-------- PROVIDED RECORDS --------

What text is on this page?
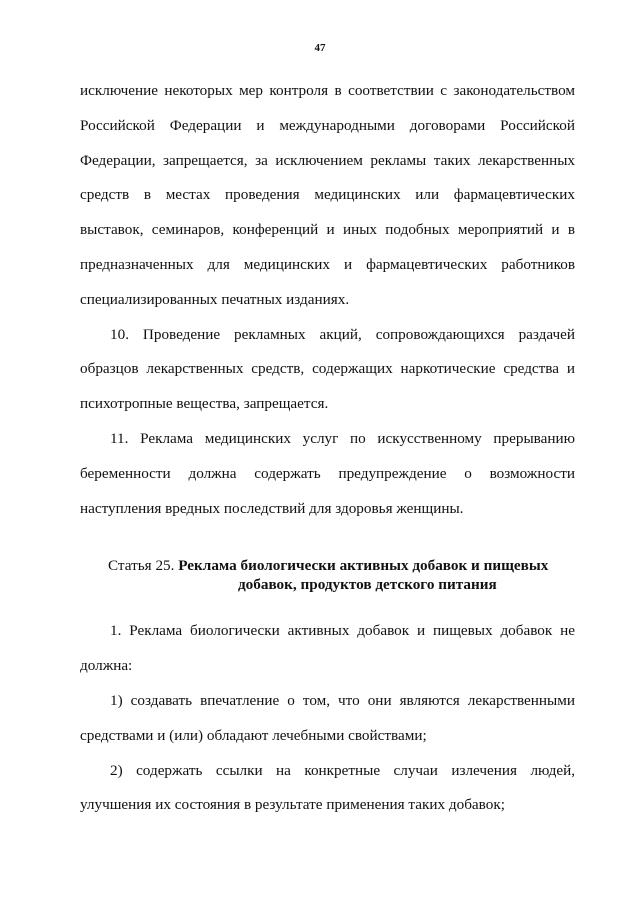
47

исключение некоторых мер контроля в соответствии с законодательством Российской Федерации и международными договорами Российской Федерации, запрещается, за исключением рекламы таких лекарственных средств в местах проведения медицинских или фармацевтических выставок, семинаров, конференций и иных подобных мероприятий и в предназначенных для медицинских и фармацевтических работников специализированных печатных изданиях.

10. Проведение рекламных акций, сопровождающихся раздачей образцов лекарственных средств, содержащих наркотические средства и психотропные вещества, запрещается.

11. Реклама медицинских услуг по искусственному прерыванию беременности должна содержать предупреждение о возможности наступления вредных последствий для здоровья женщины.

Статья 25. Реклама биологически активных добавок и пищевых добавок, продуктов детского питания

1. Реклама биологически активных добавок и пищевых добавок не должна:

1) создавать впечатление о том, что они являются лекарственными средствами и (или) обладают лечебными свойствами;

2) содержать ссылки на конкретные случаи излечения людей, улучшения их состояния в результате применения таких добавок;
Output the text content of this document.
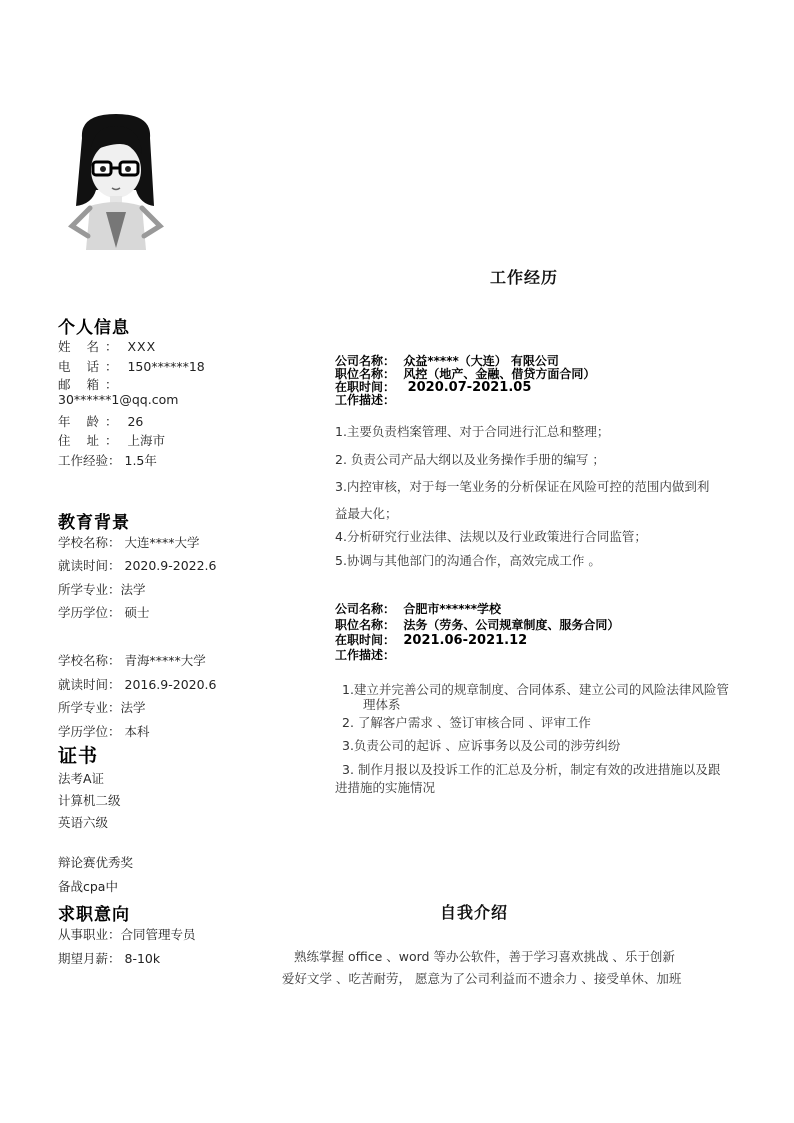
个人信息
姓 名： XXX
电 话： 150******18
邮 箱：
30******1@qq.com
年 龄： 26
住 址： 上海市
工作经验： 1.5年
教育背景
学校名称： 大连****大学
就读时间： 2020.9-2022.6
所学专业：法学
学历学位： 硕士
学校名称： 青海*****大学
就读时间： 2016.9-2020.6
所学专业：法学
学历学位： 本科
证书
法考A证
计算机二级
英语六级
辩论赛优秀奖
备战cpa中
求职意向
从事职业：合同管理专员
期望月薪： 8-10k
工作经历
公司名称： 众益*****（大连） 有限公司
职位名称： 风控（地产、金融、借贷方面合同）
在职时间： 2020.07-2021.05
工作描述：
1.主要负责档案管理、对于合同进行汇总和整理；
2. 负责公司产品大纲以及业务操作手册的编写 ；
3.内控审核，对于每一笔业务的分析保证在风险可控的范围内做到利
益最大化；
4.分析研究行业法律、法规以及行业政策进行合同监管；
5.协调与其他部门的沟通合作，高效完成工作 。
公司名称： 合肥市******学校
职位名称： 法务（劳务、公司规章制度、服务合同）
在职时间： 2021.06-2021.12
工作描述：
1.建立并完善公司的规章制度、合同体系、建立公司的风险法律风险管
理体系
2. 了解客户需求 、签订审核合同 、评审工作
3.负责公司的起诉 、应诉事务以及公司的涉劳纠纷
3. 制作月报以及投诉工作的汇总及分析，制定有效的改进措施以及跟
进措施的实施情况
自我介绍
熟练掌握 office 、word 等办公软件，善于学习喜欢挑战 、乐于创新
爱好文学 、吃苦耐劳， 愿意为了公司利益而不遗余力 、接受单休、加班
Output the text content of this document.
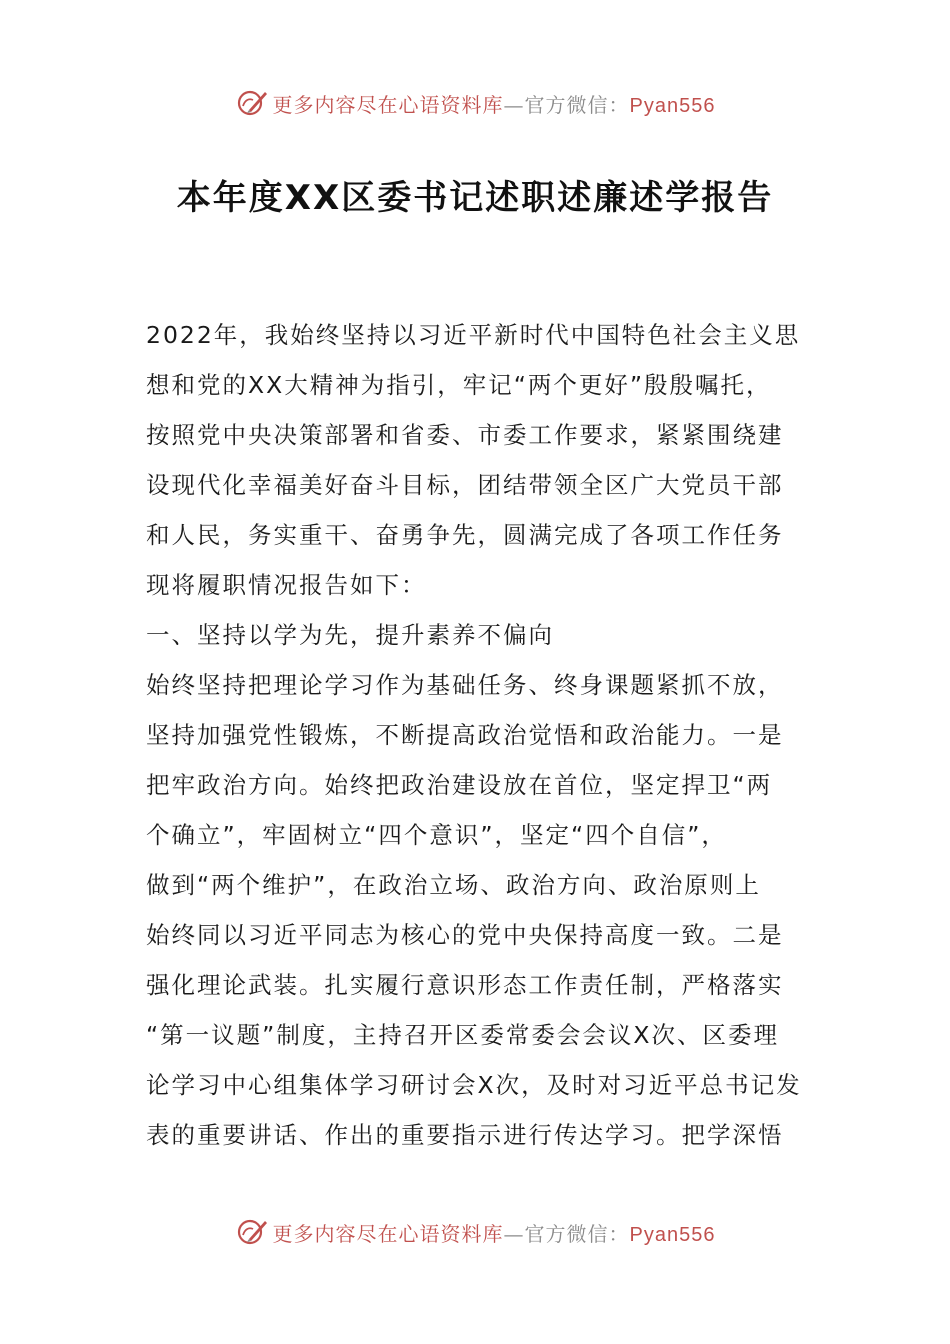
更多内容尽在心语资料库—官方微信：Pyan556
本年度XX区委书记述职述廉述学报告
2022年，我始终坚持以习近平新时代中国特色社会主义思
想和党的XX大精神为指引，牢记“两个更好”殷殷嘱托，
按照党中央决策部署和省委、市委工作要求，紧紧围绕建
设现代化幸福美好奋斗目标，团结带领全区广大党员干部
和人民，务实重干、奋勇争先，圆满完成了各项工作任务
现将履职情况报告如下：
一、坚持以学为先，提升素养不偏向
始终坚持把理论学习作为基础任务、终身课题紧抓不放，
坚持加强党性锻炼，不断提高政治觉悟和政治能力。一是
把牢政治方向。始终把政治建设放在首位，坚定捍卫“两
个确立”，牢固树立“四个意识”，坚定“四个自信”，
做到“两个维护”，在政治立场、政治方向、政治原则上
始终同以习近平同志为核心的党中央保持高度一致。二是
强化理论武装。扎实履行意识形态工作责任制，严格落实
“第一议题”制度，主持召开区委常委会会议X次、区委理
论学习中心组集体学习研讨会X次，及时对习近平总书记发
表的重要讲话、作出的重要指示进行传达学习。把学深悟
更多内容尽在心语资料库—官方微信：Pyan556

--------

EXERCISE:
Make a list of all lines in the data that contain "职位名称".

COMPLETE RESPONSE:
职位名称： 风控（地产、金融、借贷方面合同）
职位名称： 法务（劳务、公司规章制度、服务合同）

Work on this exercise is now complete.